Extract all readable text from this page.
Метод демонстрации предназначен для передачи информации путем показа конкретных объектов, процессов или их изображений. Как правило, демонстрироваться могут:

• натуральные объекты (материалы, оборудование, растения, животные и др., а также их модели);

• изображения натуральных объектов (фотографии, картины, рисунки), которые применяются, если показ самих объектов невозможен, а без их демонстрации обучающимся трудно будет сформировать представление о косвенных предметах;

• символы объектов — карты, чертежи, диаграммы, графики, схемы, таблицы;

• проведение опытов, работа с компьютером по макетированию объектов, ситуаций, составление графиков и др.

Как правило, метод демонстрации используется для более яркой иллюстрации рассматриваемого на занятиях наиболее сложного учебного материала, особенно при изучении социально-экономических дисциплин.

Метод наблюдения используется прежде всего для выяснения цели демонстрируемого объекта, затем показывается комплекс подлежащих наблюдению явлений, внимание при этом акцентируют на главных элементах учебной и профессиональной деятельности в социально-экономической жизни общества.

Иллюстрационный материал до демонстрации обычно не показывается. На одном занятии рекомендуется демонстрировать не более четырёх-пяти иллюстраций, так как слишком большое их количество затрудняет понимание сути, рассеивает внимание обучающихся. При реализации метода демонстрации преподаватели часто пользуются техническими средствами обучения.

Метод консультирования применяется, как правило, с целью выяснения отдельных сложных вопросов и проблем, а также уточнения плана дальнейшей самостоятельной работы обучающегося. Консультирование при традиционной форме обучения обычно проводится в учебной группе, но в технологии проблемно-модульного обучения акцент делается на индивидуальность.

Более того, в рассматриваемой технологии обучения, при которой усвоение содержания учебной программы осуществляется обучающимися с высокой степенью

------------------------------------------------------------------------

▶ Stated exercise
The lines above should be duplicated exactly.

▶ Exercise response
Extract all readable text from this page.
Метод демонстрации предназначен для передачи информации путем показа конкретных объектов, процессов или их изображений. Как правило, демонстрироваться могут:

• натуральные объекты (материалы, оборудование, растения, животные и др., а также их модели);

• изображения натуральных объектов (фотографии, картины, рисунки), которые применяются, если показ самих объектов невозможен, а без их демонстрации обучающимся трудно будет сформировать представление о косвенных предметах;

• символы объектов — карты, чертежи, диаграммы, графики, схемы, таблицы;

• проведение опытов, работа с компьютером по макетированию объектов, ситуаций, составление графиков и др.

Как правило, метод демонстрации используется для более яркой иллюстрации рассматриваемого на занятиях наиболее сложного учебного материала, особенно при изучении социально-экономических дисциплин.

Метод наблюдения используется прежде всего для выяснения цели демонстрируемого объекта, затем показывается комплекс подлежащих наблюдению явлений, внимание при этом акцентируют на главных элементах учебной и профессиональной деятельности в социально-экономической жизни общества.

Иллюстрационный материал до демонстрации обычно не показывается. На одном занятии рекомендуется демонстрировать не более четырёх-пяти иллюстраций, так как слишком большое их количество затрудняет понимание сути, рассеивает внимание обучающихся. При реализации метода демонстрации преподаватели часто пользуются техническими средствами обучения.

Метод консультирования применяется, как правило, с целью выяснения отдельных сложных вопросов и проблем, а также уточнения плана дальнейшей самостоятельной работы обучающегося. Консультирование при традиционной форме обучения обычно проводится в учебной группе, но в технологии проблемно-модульного обучения акцент делается на индивидуальность.

Более того, в рассматриваемой технологии обучения, при которой усвоение содержания учебной программы осуществляется обучающимися с высокой степенью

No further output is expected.